## Testo in esame:
● ● ● ● ●

Gli Europei
e la ripartenza

Un anno fa erano un simbolo, uno dei tanti, delle macerie lasciate dal Covid lungo il suo percorso. Macerie fatte di vite spezzate a decine di migliaia e di appuntamenti, grandi, piccoli e piccolissimi, mandati all’aria. Rimandati a chissà quando. Gli Europei 2020 cominciano oggi, e orgogliosamente si chiamano ancora così: Europei 2020. Scaliamo la marcia e acceleriamo a tavoletta, di fronte al rischio di sbrodolare retorica. Eppure non si può non vedere come i Campionati Europei di calcio che proprio l’Italia inaugura stasera contro la Turchia vestano di nuovo, volenti o nolenti, i panni del simbolo, stavolta al contrario.

Da simbolo di ciò che era costretto a fermarsi a simbolo di ciò che riesce a ripartire. Certo, ripartire «come si può». Ma intanto, prendiamo atto che si può. Che si possa giocare a pallone l’hanno dimostrato, pur tra mille difficoltà, le competizioni che giusto un anno fa riprendevano il via. C’era chi spargeva pessimismo, paventando nuovi stop. Invece non solo le competizioni sono giunte al loro termine, ma non c’è chi oggi, seppur di fronte ai casi che hanno colpito tutte le squadre, osi mettere in discussione la regolarità dei risultati raggiunti. Quindi si può giocare a calcio in pandemia, e se qualcosa filerà storto anche in questo Europeo andrà trattato come capita alle squadre di calcio che da un anno seguono protocolli ed eseguono migliaia di tamponi.

E si può, notizia che non può non riempire i cuori di gioia, anche tornare negli stadi. Stasera l’Olimpico tornerà a respirare applausi e fischi, gioia e mugugni. Il colpo d’occhio non sarà quello dei tempi migliori, e in normalità una partita inaugurale di un Europeo con 14 mila spettatori sarebbe stata uno storico flop. Ma tutto è relativo, e stasera quei 14 mila saranno una vittoria a prescindere dal risultato del campo. «Comunque vada sarà un successo»: mai questa frase sarà stata così vera.

● ● ● ● ●

## Compito da svolgere:
Riscrivi il testo sugli Europei da "E si può, notizia" a "stata così vera.", mettendo "tifosi" al posto di "spettatori". Il materiale che segue è separato dal testo.

## Voci elencate:

● ● ● ● ●

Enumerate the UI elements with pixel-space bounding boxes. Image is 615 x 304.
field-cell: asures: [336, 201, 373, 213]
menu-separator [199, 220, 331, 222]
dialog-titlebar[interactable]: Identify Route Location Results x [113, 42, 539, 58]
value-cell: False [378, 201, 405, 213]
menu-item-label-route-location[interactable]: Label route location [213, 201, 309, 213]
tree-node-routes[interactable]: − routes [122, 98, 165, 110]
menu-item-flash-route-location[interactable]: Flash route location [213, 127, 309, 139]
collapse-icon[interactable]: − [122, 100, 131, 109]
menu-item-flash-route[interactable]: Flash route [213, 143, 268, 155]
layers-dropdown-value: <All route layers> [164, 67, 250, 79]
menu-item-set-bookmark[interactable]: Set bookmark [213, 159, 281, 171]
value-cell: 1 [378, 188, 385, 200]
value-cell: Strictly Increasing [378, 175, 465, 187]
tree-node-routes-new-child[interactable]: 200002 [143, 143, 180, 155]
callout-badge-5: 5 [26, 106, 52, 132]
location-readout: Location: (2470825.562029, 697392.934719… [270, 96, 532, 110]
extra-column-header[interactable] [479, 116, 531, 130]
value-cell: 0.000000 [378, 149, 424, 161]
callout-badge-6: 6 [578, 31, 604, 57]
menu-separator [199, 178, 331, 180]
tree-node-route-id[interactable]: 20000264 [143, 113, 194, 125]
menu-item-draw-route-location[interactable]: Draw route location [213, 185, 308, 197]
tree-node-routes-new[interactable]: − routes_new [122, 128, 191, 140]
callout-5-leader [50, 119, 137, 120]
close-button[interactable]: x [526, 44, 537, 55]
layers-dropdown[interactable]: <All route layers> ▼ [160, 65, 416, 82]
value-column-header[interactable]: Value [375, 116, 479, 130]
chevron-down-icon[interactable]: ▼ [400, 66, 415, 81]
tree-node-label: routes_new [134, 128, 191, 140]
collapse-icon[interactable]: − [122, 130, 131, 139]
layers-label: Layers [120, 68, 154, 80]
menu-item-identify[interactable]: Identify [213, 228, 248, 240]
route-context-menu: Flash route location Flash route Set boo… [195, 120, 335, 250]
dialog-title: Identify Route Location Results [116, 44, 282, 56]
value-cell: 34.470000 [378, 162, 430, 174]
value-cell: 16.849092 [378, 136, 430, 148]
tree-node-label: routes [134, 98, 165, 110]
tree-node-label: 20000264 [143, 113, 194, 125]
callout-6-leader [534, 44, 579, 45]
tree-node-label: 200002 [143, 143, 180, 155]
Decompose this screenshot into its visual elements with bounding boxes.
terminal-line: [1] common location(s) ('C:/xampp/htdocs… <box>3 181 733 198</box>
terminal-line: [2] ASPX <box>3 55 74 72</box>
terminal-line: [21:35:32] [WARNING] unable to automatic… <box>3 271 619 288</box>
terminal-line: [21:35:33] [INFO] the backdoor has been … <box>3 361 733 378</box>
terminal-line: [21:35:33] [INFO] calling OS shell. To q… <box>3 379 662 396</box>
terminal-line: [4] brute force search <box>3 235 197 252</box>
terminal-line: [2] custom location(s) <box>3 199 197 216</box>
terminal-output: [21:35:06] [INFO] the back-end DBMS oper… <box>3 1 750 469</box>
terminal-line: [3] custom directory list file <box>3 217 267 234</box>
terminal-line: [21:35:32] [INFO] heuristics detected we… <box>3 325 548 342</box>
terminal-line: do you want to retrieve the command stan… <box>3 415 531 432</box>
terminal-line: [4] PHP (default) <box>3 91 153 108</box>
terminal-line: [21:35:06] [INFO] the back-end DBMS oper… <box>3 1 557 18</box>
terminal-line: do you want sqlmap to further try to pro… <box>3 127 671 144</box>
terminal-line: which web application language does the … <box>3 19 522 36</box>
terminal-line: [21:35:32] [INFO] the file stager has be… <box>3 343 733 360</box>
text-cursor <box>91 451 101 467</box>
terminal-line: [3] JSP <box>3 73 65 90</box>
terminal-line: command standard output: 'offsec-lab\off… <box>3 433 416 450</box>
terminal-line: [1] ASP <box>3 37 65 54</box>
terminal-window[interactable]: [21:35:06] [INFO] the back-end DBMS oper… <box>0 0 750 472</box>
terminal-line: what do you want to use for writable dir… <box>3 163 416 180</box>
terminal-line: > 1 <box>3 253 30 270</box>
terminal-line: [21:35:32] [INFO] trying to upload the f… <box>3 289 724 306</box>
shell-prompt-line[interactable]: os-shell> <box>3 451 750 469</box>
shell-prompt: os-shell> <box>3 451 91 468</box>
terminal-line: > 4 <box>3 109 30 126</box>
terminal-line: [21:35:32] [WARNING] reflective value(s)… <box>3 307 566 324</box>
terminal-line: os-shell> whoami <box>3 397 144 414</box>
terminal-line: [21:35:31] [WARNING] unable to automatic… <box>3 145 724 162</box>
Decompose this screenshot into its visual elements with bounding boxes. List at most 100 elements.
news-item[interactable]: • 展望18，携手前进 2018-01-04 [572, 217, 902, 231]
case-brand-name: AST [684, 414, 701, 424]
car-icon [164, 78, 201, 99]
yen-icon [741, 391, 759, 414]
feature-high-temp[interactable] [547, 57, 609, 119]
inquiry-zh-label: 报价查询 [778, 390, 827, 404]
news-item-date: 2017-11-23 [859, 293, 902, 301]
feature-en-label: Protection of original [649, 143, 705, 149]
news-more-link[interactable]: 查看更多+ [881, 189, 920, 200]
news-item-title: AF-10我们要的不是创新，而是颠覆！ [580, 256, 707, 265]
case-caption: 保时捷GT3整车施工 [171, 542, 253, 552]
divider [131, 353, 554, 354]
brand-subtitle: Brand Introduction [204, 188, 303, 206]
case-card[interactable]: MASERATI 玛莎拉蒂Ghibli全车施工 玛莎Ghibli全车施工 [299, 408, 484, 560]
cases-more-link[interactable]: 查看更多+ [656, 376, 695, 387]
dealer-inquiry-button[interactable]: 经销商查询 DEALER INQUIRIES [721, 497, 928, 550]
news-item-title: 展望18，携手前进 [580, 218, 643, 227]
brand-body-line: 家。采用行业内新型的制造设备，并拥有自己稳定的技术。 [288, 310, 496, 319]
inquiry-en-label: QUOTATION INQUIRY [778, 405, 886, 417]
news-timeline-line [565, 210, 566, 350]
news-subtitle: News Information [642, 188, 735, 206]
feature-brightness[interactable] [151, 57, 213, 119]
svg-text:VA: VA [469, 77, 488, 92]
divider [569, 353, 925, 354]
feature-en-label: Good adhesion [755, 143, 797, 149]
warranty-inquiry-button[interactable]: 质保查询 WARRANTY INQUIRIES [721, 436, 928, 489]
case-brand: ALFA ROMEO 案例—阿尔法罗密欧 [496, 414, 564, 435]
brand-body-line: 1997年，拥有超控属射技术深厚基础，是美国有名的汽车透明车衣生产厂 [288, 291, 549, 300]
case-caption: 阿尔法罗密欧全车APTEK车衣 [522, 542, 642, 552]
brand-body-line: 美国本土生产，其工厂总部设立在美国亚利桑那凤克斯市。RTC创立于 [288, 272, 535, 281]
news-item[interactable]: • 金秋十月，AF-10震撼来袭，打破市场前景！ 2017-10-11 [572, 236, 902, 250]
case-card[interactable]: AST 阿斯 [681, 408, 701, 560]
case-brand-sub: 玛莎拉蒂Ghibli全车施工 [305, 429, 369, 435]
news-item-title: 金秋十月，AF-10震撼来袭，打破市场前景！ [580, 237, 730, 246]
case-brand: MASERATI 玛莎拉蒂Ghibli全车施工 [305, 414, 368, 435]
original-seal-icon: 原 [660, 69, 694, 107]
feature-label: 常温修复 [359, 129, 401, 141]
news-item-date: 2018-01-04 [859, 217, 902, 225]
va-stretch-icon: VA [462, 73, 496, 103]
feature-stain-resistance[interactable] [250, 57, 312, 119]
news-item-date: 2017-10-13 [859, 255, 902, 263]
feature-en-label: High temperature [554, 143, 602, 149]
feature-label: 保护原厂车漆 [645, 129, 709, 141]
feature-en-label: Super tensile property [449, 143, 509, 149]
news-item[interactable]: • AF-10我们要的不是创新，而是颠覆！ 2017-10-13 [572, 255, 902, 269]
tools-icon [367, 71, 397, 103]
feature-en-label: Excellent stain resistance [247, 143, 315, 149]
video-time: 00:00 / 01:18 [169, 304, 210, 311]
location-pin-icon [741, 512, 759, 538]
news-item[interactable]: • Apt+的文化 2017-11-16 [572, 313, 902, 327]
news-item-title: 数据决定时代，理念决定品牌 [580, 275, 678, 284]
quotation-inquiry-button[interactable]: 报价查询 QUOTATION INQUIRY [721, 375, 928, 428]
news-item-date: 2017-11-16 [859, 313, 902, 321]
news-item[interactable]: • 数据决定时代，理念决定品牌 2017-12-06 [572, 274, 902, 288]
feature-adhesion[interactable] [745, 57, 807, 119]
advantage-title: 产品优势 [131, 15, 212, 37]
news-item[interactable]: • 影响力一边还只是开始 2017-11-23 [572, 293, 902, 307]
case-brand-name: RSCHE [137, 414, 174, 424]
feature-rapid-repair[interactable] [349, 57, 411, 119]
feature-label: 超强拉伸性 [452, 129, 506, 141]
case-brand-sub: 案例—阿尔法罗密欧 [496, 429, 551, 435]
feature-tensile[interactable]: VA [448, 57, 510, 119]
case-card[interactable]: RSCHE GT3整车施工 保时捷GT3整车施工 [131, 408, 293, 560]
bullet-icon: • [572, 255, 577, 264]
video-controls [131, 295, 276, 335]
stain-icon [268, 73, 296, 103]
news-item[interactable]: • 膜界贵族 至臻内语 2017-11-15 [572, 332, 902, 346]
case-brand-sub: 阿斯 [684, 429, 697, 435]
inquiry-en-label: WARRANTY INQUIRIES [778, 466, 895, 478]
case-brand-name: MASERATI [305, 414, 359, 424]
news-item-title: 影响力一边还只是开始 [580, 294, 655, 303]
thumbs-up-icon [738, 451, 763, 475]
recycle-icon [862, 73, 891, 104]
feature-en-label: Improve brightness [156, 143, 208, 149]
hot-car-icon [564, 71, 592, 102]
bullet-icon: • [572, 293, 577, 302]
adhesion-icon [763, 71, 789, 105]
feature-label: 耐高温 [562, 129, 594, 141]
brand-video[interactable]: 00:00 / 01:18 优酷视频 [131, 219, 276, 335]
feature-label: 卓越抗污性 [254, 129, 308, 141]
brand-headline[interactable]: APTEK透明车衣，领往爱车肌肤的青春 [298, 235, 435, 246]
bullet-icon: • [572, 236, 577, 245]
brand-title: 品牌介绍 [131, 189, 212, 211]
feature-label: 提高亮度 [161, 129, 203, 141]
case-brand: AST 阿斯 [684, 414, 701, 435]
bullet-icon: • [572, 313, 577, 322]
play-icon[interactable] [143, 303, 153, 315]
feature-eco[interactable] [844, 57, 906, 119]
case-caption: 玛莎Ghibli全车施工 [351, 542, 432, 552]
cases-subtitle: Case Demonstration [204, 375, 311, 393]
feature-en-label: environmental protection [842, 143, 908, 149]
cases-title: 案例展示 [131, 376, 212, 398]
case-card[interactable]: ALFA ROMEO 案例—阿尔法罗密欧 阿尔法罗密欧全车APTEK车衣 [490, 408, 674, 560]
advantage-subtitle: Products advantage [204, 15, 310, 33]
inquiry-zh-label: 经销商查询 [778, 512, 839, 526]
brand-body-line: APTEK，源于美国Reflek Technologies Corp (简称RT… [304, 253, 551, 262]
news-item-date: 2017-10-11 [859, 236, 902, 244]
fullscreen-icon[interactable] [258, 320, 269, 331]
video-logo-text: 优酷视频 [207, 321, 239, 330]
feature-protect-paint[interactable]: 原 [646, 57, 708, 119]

● ● ● ● ●

## Risultato del compito:
E si può, notizia che non può non riempire i cuori di gioia, anche tornare negli stadi. Stasera l’Olimpico tornerà a respirare applausi e fischi, gioia e mugugni. Il colpo d’occhio non sarà quello dei tempi migliori, e in normalità una partita inaugurale di un Europeo con 14 mila tifosi sarebbe stata uno storico flop. Ma tutto è relativo, e stasera quei 14 mila saranno una vittoria a prescindere dal risultato del campo. «Comunque vada sarà un successo»: mai questa frase sarà stata così vera.